##### Recorded information #####
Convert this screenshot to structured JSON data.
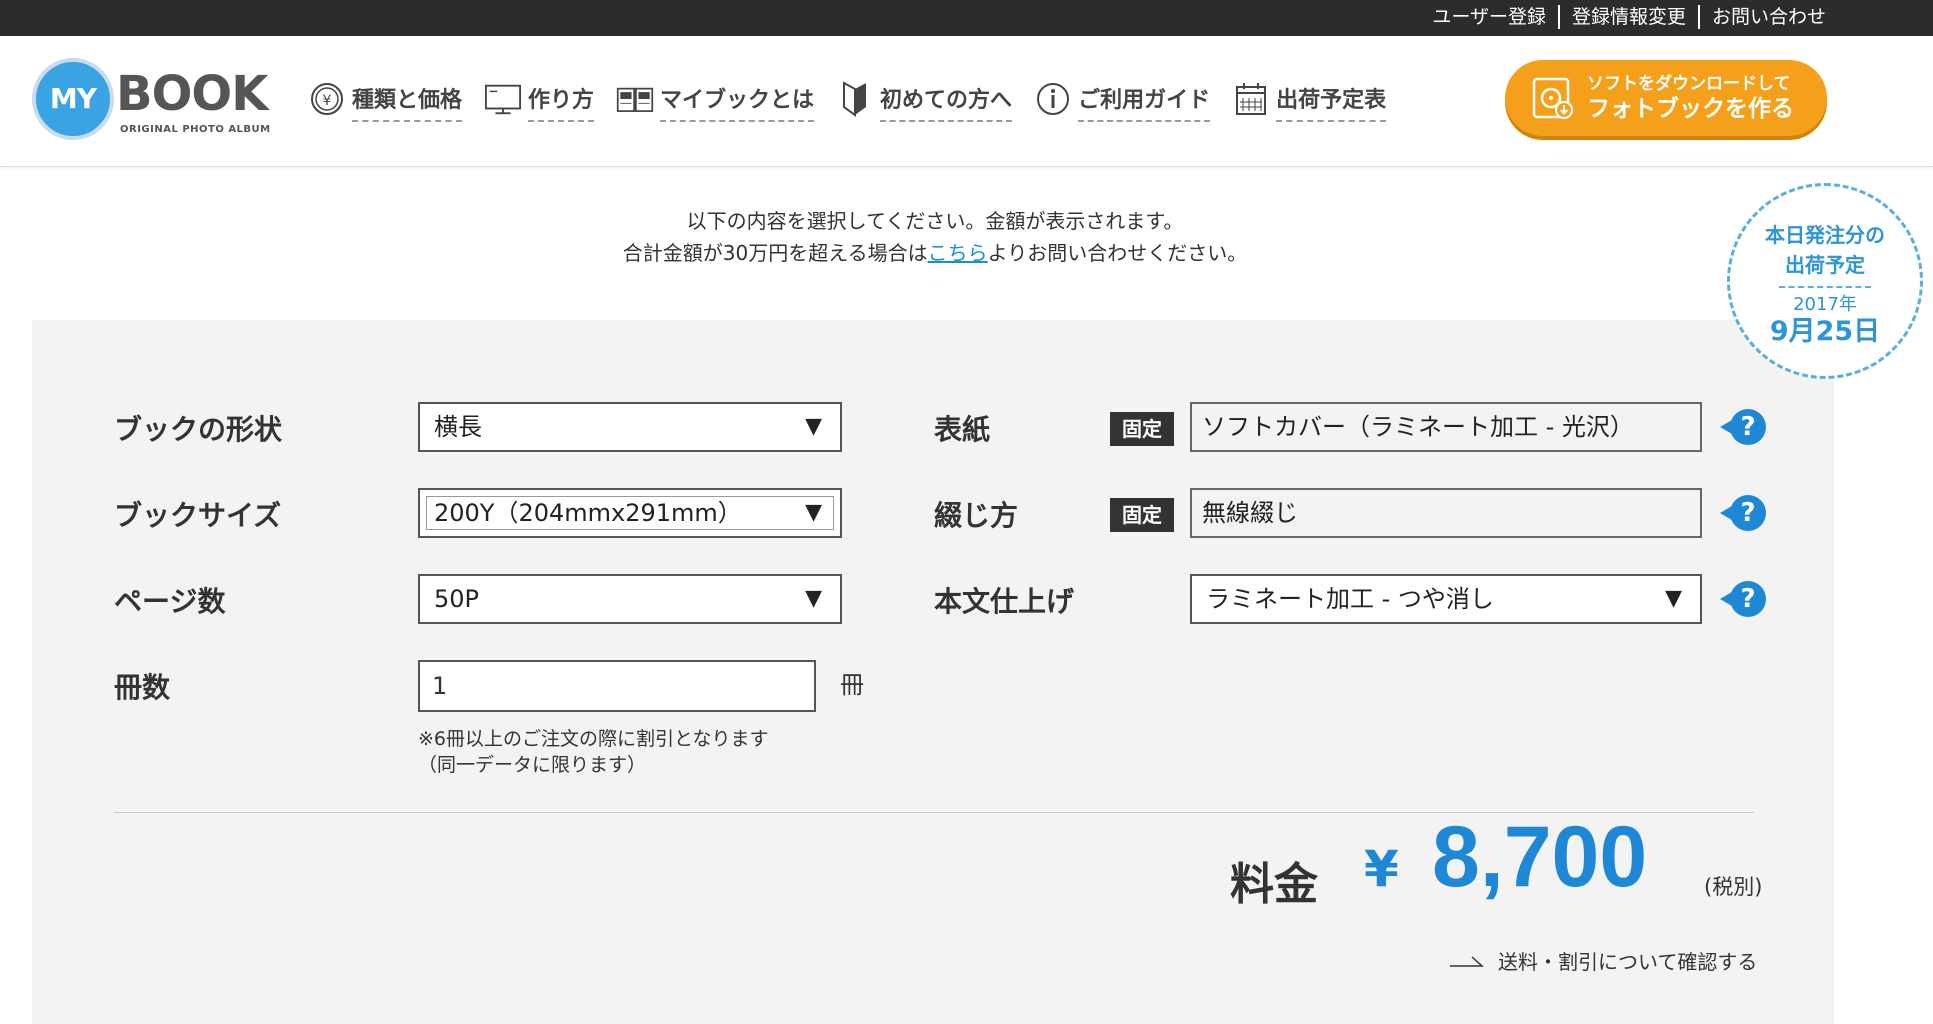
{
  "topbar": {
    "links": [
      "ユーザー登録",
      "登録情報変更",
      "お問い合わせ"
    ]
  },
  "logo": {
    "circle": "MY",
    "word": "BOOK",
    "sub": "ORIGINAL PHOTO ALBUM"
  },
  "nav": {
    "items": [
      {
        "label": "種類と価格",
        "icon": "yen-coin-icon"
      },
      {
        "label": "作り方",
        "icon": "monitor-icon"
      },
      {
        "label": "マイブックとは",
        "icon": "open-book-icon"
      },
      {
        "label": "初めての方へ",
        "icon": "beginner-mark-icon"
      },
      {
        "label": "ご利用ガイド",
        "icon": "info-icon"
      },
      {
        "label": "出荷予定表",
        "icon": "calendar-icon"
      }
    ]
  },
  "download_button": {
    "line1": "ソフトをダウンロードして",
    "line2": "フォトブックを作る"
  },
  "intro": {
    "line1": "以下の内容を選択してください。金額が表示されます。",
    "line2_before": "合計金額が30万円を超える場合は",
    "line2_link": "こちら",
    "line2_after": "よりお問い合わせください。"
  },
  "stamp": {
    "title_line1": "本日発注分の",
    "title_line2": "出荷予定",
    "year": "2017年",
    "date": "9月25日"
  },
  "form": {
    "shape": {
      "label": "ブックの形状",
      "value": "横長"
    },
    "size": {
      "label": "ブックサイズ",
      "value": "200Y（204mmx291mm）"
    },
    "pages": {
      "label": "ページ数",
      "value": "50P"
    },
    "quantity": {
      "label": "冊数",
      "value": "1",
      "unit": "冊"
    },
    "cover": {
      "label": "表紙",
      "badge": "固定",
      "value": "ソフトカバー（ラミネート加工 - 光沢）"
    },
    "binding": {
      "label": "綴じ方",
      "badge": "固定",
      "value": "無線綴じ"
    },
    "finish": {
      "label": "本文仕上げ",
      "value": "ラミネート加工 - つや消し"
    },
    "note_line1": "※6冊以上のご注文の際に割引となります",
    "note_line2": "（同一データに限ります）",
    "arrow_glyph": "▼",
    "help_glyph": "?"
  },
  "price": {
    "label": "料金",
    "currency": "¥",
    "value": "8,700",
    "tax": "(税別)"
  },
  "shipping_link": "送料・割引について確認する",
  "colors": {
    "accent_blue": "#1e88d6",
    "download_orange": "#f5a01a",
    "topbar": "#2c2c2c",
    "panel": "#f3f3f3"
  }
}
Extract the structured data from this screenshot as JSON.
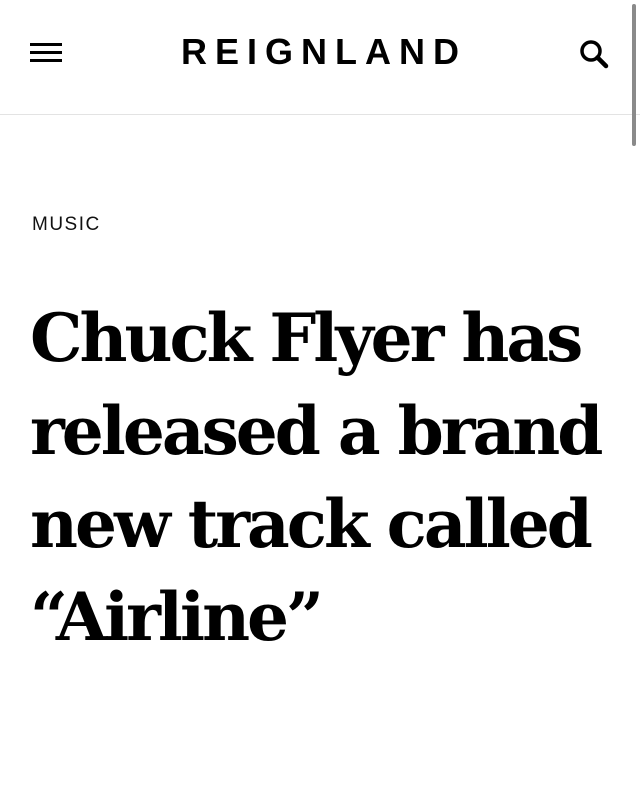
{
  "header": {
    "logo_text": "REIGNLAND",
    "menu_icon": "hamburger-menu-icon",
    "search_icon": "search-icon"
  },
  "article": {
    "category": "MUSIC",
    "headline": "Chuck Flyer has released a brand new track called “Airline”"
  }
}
#####
◆ Work instructions
Copy out, unchanged, the span of lines beginning with the one that includes "Extract the structured" and running through the final line of the material above. Leave the pictures out.

◆ Output below
Extract the structured data from this screenshot as JSON.
{
  "header": {
    "logo_text": "REIGNLAND",
    "menu_icon": "hamburger-menu-icon",
    "search_icon": "search-icon"
  },
  "article": {
    "category": "MUSIC",
    "headline": "Chuck Flyer has released a brand new track called “Airline”"
  }
}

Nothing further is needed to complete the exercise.